— Start of Exercise data —

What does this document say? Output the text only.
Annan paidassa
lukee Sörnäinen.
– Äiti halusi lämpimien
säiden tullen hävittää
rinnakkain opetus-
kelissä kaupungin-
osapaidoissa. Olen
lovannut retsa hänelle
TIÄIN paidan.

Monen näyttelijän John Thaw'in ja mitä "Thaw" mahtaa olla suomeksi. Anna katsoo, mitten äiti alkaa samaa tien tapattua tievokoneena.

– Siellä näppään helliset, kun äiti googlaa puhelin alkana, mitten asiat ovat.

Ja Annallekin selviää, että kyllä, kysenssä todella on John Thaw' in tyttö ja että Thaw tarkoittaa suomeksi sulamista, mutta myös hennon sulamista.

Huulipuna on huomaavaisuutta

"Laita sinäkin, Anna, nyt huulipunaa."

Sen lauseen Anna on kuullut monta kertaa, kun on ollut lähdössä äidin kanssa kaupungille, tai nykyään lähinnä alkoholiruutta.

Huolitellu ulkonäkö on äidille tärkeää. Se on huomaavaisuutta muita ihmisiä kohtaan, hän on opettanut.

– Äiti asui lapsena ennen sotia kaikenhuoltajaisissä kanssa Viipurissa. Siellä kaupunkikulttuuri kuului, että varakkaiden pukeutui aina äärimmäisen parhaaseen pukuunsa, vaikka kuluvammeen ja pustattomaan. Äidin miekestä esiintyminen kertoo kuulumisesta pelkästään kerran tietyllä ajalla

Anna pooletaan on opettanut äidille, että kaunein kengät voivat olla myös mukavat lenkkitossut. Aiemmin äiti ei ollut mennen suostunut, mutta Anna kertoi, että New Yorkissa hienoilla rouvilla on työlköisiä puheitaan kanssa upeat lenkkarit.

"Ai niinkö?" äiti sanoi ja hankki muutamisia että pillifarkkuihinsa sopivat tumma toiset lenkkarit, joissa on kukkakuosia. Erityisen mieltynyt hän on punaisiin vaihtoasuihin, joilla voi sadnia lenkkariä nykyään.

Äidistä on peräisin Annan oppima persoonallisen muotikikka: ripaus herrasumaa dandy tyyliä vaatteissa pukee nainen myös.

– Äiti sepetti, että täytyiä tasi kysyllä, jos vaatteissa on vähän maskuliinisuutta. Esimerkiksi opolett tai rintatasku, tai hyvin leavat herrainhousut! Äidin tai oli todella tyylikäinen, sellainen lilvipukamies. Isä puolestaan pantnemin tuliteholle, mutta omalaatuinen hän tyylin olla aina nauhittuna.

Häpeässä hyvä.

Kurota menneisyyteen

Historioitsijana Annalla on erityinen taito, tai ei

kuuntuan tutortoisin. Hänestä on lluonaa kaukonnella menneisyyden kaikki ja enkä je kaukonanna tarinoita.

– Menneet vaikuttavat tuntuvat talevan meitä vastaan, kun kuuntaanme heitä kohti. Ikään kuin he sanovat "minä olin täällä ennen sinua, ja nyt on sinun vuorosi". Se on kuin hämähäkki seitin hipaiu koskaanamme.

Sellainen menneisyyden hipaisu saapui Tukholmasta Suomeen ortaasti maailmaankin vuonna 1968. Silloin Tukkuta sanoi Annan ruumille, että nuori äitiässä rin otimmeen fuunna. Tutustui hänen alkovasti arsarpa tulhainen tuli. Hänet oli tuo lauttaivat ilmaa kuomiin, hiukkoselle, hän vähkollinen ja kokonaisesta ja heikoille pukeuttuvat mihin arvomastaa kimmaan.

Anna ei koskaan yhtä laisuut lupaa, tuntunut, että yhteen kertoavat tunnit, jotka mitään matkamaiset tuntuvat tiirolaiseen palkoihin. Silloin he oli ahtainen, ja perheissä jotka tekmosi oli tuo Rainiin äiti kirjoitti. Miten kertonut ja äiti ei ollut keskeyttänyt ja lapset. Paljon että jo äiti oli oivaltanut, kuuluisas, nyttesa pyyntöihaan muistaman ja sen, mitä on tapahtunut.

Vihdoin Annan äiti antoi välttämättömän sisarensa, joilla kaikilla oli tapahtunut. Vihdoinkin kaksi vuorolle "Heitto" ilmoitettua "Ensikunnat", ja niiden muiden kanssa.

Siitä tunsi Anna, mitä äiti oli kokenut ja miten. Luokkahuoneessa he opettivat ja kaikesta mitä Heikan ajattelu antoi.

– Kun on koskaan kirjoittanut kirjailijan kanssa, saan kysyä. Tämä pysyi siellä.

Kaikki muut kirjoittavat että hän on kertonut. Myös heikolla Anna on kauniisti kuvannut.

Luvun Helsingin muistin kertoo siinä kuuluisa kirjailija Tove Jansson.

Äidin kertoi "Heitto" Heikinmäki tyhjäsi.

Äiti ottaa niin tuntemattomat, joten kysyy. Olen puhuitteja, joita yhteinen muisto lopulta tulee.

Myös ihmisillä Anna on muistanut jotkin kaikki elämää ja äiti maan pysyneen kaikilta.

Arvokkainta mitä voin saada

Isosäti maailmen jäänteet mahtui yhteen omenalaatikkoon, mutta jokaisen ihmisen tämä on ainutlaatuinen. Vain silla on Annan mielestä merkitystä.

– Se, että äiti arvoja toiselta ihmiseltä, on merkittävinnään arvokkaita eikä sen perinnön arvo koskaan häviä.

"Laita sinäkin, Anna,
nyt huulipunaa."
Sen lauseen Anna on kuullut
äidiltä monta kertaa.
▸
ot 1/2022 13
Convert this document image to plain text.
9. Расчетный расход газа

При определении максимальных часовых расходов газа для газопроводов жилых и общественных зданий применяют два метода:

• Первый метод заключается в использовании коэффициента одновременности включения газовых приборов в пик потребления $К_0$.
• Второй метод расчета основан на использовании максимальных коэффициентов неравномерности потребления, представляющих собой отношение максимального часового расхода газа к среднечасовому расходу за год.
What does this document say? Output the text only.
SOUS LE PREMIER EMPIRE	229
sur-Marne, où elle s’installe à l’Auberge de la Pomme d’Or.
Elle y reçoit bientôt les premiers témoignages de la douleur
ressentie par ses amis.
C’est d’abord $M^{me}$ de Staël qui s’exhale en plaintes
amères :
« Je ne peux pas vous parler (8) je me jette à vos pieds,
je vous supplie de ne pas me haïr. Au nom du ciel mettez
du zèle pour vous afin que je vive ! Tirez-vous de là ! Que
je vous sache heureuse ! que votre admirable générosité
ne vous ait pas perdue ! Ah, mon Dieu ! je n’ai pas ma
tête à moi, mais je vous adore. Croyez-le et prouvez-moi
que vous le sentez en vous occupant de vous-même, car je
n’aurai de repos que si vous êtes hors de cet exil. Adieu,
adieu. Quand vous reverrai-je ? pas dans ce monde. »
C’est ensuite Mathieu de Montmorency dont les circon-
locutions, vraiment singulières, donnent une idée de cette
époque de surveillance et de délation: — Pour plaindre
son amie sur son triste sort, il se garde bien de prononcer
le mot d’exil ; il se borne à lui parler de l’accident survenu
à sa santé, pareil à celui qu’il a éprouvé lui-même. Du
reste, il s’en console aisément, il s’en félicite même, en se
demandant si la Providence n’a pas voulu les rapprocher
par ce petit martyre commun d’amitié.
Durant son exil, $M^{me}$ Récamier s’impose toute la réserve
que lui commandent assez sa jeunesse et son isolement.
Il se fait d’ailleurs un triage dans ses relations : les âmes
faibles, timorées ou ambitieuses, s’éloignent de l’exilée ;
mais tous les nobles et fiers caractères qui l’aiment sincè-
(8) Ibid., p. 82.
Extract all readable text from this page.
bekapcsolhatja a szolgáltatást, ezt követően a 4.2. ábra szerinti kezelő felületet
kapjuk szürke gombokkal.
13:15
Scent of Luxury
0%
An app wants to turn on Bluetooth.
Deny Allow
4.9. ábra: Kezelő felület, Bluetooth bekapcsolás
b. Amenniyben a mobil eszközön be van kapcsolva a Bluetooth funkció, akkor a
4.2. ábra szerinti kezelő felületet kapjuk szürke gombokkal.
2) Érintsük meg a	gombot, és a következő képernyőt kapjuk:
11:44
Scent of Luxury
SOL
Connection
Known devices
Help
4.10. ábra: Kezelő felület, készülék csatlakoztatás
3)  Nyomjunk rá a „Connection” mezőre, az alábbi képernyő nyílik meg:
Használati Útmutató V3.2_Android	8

— End of Exercise data —

[What to work on] Starting at the line that contains "Extract all readable text from this page.", repeat each line exactly through the last one in the listing. Include both of those lines and nothing more.

[Task result]
Extract all readable text from this page.
bekapcsolhatja a szolgáltatást, ezt követően a 4.2. ábra szerinti kezelő felületet
kapjuk szürke gombokkal.
13:15
Scent of Luxury
0%
An app wants to turn on Bluetooth.
Deny Allow
4.9. ábra: Kezelő felület, Bluetooth bekapcsolás
b. Amenniyben a mobil eszközön be van kapcsolva a Bluetooth funkció, akkor a
4.2. ábra szerinti kezelő felületet kapjuk szürke gombokkal.
2) Érintsük meg a	gombot, és a következő képernyőt kapjuk:
11:44
Scent of Luxury
SOL
Connection
Known devices
Help
4.10. ábra: Kezelő felület, készülék csatlakoztatás
3)  Nyomjunk rá a „Connection” mezőre, az alábbi képernyő nyílik meg:
Használati Útmutató V3.2_Android	8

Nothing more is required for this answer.